## BEGIN Data provided

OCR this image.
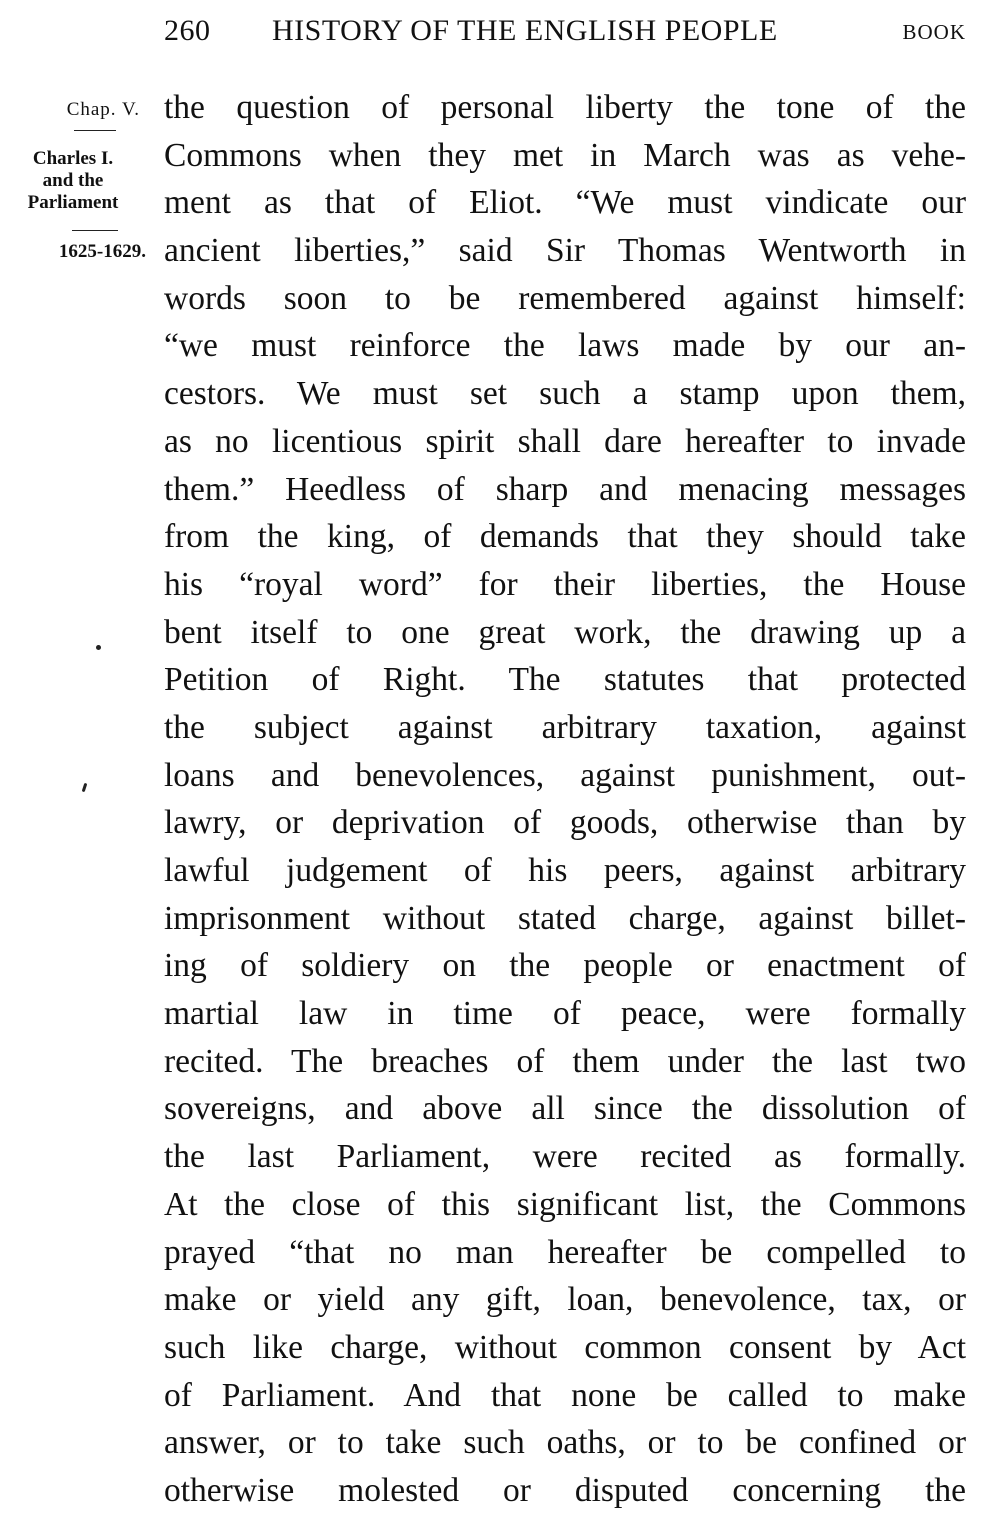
260 HISTORY OF THE ENGLISH PEOPLE	BOOK
Chap. V.
Charles I.
and the
Parliament
1625-1629.
the question of personal liberty the tone of the
Commons when they met in March was as vehe-
ment as that of Eliot. “We must vindicate our
ancient liberties,” said Sir Thomas Wentworth in
words soon to be remembered against himself:
“we must reinforce the laws made by our an-
cestors. We must set such a stamp upon them,
as no licentious spirit shall dare hereafter to invade
them.” Heedless of sharp and menacing messages
from the king, of demands that they should take
his “royal word” for their liberties, the House
bent itself to one great work, the drawing up a
Petition of Right. The statutes that protected
the subject against arbitrary taxation, against
loans and benevolences, against punishment, out-
lawry, or deprivation of goods, otherwise than by
lawful judgement of his peers, against arbitrary
imprisonment without stated charge, against billet-
ing of soldiery on the people or enactment of
martial law in time of peace, were formally
recited. The breaches of them under the last two
sovereigns, and above all since the dissolution of
the last Parliament, were recited as formally.
At the close of this significant list, the Commons
prayed “that no man hereafter be compelled to
make or yield any gift, loan, benevolence, tax, or
such like charge, without common consent by Act
of Parliament. And that none be called to make
answer, or to take such oaths, or to be confined or
otherwise molested or disputed concerning the
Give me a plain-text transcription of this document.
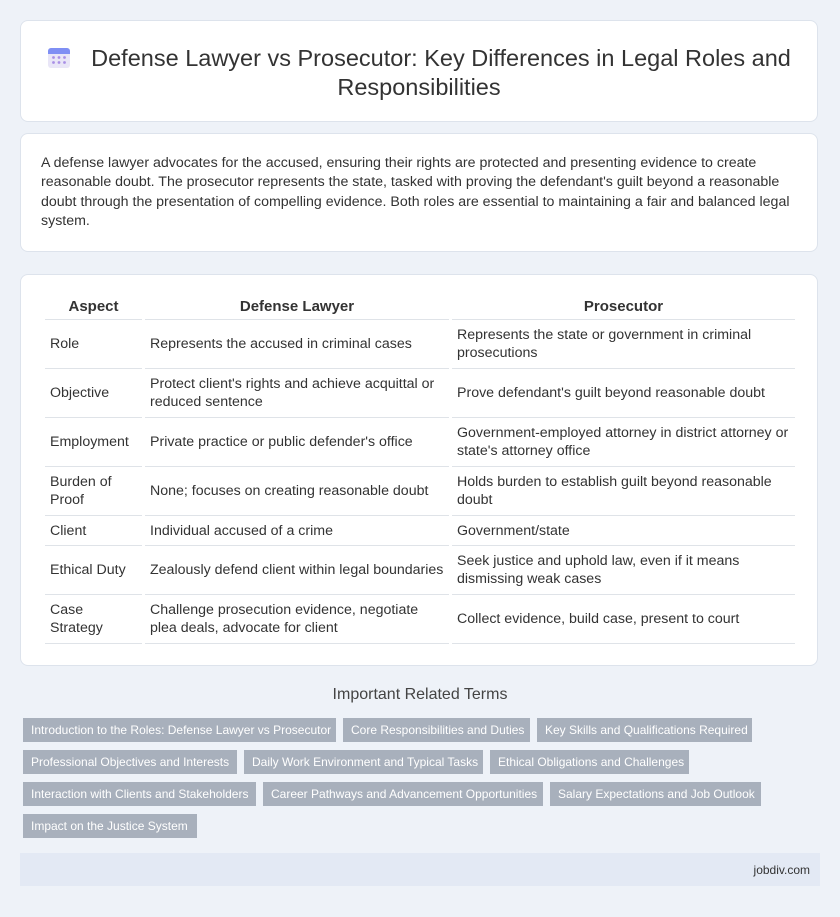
Defense Lawyer vs Prosecutor: Key Differences in Legal Roles and Responsibilities

A defense lawyer advocates for the accused, ensuring their rights are protected and presenting evidence to create reasonable doubt. The prosecutor represents the state, tasked with proving the defendant's guilt beyond a reasonable doubt through the presentation of compelling evidence. Both roles are essential to maintaining a fair and balanced legal system.

Aspect	Defense Lawyer	Prosecutor
Role	Represents the accused in criminal cases	Represents the state or government in criminal prosecutions
Objective	Protect client's rights and achieve acquittal or reduced sentence	Prove defendant's guilt beyond reasonable doubt
Employment	Private practice or public defender's office	Government-employed attorney in district attorney or state's attorney office
Burden of Proof	None; focuses on creating reasonable doubt	Holds burden to establish guilt beyond reasonable doubt
Client	Individual accused of a crime	Government/state
Ethical Duty	Zealously defend client within legal boundaries	Seek justice and uphold law, even if it means dismissing weak cases
Case Strategy	Challenge prosecution evidence, negotiate plea deals, advocate for client	Collect evidence, build case, present to court
Important Related Terms
Introduction to the Roles: Defense Lawyer vs Prosecutor	Core Responsibilities and Duties	Key Skills and Qualifications Required
Professional Objectives and Interests	Daily Work Environment and Typical Tasks	Ethical Obligations and Challenges
Interaction with Clients and Stakeholders	Career Pathways and Advancement Opportunities	Salary Expectations and Job Outlook
Impact on the Justice System
jobdiv.com
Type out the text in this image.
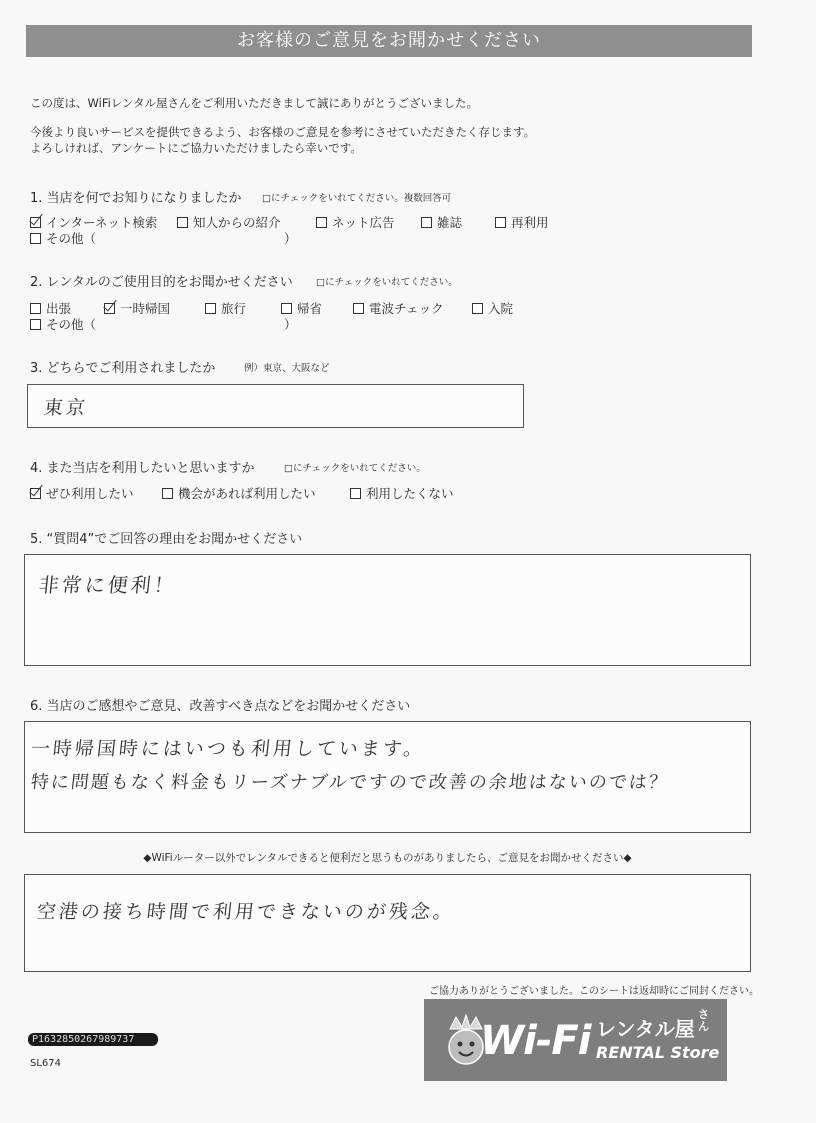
お客様のご意見をお聞かせください
この度は、WiFiレンタル屋さんをご利用いただきまして誠にありがとうございました。
今後より良いサービスを提供できるよう、お客様のご意見を参考にさせていただきたく存じます。
よろしければ、アンケートにご協力いただけましたら幸いです。
1. 当店を何でお知りになりましたか □にチェックをいれてください。複数回答可
インターネット検索	知人からの紹介	ネット広告	雑誌	再利用
その他（	）
2. レンタルのご使用目的をお聞かせください □にチェックをいれてください。
出張	一時帰国	旅行	帰省	電波チェック	入院
その他（	）
3. どちらでご利用されましたか	例）東京、大阪など
東京
4. また当店を利用したいと思いますか	□にチェックをいれてください。
ぜひ利用したい	機会があれば利用したい	利用したくない
5. “質問4”でご回答の理由をお聞かせください
非常に便利！
6. 当店のご感想やご意見、改善すべき点などをお聞かせください
一時帰国時にはいつも利用しています。
特に問題もなく料金もリーズナブルですので改善の余地はないのでは？
◆WiFiルーター以外でレンタルできると便利だと思うものがありましたら、ご意見をお聞かせください◆
空港の接ち時間で利用できないのが残念。
ご協力ありがとうございました。このシートは返却時にご同封ください。
Wi-Fi レンタル屋
さん
RENTAL Store
P1632850267989737
SL674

## END Data provided

Any pictures should be dropped; transcribe the rest of the records above exactly.

OCR this image.
260 HISTORY OF THE ENGLISH PEOPLE	BOOK
Chap. V.
Charles I.
and the
Parliament
1625-1629.
the question of personal liberty the tone of the
Commons when they met in March was as vehe-
ment as that of Eliot. “We must vindicate our
ancient liberties,” said Sir Thomas Wentworth in
words soon to be remembered against himself:
“we must reinforce the laws made by our an-
cestors. We must set such a stamp upon them,
as no licentious spirit shall dare hereafter to invade
them.” Heedless of sharp and menacing messages
from the king, of demands that they should take
his “royal word” for their liberties, the House
bent itself to one great work, the drawing up a
Petition of Right. The statutes that protected
the subject against arbitrary taxation, against
loans and benevolences, against punishment, out-
lawry, or deprivation of goods, otherwise than by
lawful judgement of his peers, against arbitrary
imprisonment without stated charge, against billet-
ing of soldiery on the people or enactment of
martial law in time of peace, were formally
recited. The breaches of them under the last two
sovereigns, and above all since the dissolution of
the last Parliament, were recited as formally.
At the close of this significant list, the Commons
prayed “that no man hereafter be compelled to
make or yield any gift, loan, benevolence, tax, or
such like charge, without common consent by Act
of Parliament. And that none be called to make
answer, or to take such oaths, or to be confined or
otherwise molested or disputed concerning the
Give me a plain-text transcription of this document.
Defense Lawyer vs Prosecutor: Key Differences in Legal Roles and Responsibilities

A defense lawyer advocates for the accused, ensuring their rights are protected and presenting evidence to create reasonable doubt. The prosecutor represents the state, tasked with proving the defendant's guilt beyond a reasonable doubt through the presentation of compelling evidence. Both roles are essential to maintaining a fair and balanced legal system.

Aspect	Defense Lawyer	Prosecutor
Role	Represents the accused in criminal cases	Represents the state or government in criminal prosecutions
Objective	Protect client's rights and achieve acquittal or reduced sentence	Prove defendant's guilt beyond reasonable doubt
Employment	Private practice or public defender's office	Government-employed attorney in district attorney or state's attorney office
Burden of Proof	None; focuses on creating reasonable doubt	Holds burden to establish guilt beyond reasonable doubt
Client	Individual accused of a crime	Government/state
Ethical Duty	Zealously defend client within legal boundaries	Seek justice and uphold law, even if it means dismissing weak cases
Case Strategy	Challenge prosecution evidence, negotiate plea deals, advocate for client	Collect evidence, build case, present to court
Important Related Terms
Introduction to the Roles: Defense Lawyer vs Prosecutor	Core Responsibilities and Duties	Key Skills and Qualifications Required
Professional Objectives and Interests	Daily Work Environment and Typical Tasks	Ethical Obligations and Challenges
Interaction with Clients and Stakeholders	Career Pathways and Advancement Opportunities	Salary Expectations and Job Outlook
Impact on the Justice System
jobdiv.com
Type out the text in this image.
お客様のご意見をお聞かせください
この度は、WiFiレンタル屋さんをご利用いただきまして誠にありがとうございました。
今後より良いサービスを提供できるよう、お客様のご意見を参考にさせていただきたく存じます。
よろしければ、アンケートにご協力いただけましたら幸いです。
1. 当店を何でお知りになりましたか □にチェックをいれてください。複数回答可
インターネット検索	知人からの紹介	ネット広告	雑誌	再利用
その他（	）
2. レンタルのご使用目的をお聞かせください □にチェックをいれてください。
出張	一時帰国	旅行	帰省	電波チェック	入院
その他（	）
3. どちらでご利用されましたか	例）東京、大阪など
東京
4. また当店を利用したいと思いますか	□にチェックをいれてください。
ぜひ利用したい	機会があれば利用したい	利用したくない
5. “質問4”でご回答の理由をお聞かせください
非常に便利！
6. 当店のご感想やご意見、改善すべき点などをお聞かせください
一時帰国時にはいつも利用しています。
特に問題もなく料金もリーズナブルですので改善の余地はないのでは？
◆WiFiルーター以外でレンタルできると便利だと思うものがありましたら、ご意見をお聞かせください◆
空港の接ち時間で利用できないのが残念。
ご協力ありがとうございました。このシートは返却時にご同封ください。
Wi-Fi レンタル屋
さん
RENTAL Store
P1632850267989737
SL674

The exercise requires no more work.